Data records
↓

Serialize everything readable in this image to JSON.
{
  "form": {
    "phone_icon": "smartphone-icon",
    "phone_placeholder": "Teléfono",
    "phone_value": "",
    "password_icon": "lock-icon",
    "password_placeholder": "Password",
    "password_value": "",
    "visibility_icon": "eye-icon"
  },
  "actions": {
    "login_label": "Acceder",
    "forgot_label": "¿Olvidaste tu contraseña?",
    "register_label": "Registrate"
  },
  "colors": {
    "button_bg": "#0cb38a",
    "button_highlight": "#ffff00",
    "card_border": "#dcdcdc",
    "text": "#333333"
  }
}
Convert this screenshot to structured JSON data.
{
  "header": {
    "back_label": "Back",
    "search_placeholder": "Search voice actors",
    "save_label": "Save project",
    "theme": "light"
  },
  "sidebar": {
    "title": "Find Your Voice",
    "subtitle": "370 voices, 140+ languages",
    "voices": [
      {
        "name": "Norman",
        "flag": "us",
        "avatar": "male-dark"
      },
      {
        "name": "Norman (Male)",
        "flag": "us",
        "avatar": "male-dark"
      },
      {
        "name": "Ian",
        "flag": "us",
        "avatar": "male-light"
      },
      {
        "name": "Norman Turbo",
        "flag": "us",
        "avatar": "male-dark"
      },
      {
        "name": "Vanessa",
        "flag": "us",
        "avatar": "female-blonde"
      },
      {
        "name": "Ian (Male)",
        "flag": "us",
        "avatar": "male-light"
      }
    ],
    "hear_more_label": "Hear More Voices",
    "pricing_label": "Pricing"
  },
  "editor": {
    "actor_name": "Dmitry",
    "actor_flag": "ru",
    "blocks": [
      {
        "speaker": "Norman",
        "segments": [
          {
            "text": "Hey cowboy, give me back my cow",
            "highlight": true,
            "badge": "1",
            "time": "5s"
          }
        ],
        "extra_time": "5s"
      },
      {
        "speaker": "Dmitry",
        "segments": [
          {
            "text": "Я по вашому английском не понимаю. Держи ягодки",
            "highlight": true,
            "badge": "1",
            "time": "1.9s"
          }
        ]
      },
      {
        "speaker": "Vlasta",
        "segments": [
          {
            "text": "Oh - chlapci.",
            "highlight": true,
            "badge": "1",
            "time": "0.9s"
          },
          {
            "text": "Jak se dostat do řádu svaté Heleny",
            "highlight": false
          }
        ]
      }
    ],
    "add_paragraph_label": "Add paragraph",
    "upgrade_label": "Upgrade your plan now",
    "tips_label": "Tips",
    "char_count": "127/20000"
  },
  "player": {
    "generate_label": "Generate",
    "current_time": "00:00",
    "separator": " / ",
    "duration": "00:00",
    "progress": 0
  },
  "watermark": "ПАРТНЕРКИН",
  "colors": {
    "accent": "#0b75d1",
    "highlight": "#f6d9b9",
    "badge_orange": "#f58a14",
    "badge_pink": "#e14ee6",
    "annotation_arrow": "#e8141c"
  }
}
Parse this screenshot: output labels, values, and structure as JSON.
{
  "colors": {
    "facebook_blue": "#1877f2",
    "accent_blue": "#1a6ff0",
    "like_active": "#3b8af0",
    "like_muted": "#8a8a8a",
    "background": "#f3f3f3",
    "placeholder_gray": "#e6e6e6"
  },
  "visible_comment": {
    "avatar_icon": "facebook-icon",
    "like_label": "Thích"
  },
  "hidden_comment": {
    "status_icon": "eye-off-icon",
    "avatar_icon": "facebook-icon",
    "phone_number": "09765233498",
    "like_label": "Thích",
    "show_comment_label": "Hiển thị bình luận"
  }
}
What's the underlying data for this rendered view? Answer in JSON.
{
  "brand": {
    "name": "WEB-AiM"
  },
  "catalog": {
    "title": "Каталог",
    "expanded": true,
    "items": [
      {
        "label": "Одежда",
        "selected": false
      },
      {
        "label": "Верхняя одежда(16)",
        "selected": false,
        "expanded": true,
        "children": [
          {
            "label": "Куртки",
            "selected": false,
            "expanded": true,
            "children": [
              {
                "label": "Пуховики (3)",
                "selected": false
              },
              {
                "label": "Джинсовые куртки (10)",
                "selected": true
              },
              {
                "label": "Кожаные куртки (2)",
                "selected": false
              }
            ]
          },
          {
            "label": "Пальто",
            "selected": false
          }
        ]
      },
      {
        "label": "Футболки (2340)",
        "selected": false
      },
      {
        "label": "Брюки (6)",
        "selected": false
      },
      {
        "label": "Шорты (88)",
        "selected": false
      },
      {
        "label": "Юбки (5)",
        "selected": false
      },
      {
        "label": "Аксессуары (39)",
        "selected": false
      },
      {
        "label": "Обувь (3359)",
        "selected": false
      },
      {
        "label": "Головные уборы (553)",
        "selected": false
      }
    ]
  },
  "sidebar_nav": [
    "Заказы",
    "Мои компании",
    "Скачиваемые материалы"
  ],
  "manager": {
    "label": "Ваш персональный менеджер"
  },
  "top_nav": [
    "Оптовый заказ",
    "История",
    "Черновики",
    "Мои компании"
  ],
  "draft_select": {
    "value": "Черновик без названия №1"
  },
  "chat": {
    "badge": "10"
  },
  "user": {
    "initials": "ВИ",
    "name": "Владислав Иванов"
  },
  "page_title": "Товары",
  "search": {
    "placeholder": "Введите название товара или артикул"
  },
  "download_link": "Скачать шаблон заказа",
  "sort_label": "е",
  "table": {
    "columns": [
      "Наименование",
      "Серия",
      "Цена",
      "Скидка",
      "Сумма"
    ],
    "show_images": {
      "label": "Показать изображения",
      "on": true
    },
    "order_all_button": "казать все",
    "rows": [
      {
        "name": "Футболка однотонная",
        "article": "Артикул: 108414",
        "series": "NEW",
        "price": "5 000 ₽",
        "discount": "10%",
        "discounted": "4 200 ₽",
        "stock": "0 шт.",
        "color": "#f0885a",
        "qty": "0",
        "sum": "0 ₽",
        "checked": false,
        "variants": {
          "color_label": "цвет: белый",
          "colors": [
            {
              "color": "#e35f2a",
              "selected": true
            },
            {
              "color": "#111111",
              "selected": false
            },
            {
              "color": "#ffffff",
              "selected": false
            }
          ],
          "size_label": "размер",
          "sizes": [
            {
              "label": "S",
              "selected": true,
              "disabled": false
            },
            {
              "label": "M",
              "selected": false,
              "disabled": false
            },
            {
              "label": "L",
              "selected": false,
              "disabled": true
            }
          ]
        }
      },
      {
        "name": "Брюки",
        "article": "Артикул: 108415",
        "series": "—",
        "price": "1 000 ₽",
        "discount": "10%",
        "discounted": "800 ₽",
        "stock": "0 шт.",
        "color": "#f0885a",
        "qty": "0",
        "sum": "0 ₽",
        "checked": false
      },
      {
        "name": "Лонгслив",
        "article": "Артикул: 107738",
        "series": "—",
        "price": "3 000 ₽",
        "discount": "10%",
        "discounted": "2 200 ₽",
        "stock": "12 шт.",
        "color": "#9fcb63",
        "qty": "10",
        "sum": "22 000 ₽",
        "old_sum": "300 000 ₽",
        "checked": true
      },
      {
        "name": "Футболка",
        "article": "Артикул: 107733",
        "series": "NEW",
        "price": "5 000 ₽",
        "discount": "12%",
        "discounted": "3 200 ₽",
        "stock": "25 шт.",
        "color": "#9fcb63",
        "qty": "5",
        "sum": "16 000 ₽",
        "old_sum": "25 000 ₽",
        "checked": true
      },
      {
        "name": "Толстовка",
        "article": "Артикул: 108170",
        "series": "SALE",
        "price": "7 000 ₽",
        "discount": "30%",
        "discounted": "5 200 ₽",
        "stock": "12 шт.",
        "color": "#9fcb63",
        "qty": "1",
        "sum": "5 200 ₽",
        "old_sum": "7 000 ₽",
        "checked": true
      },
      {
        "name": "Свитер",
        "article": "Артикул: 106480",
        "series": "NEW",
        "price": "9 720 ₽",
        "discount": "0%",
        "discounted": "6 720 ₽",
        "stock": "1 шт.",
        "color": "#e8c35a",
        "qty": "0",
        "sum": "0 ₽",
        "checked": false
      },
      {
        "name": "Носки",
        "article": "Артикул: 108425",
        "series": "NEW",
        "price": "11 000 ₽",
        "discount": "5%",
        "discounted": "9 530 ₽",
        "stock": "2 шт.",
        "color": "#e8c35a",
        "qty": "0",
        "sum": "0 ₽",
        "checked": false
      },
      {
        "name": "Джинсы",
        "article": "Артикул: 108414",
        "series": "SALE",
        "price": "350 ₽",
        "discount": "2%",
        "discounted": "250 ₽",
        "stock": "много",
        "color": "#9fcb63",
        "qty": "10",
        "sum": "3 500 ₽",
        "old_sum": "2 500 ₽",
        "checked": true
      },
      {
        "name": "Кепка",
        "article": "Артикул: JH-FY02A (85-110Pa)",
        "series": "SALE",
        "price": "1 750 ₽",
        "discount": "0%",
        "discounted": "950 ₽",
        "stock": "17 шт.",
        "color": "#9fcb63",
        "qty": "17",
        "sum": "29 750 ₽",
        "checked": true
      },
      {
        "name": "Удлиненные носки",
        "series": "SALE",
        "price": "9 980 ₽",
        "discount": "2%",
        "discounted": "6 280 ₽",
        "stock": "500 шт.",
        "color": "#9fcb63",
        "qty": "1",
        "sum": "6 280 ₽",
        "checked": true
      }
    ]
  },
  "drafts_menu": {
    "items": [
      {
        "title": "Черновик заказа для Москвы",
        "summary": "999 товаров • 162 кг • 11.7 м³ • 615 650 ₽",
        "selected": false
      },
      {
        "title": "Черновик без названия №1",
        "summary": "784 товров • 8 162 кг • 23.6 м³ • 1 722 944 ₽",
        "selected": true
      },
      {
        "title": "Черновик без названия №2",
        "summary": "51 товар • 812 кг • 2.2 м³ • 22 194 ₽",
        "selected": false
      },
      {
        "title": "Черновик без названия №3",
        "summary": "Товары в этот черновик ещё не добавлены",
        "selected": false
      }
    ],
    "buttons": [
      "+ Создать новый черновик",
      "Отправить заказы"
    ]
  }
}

↑

DIRECTION
Your task is to gather all lines from the entries above that hold the word "this".

RESULT
Serialize everything readable in this image to JSON.
Convert this screenshot to structured JSON data.
Parse this screenshot: output labels, values, and structure as JSON.
What's the underlying data for this rendered view? Answer in JSON.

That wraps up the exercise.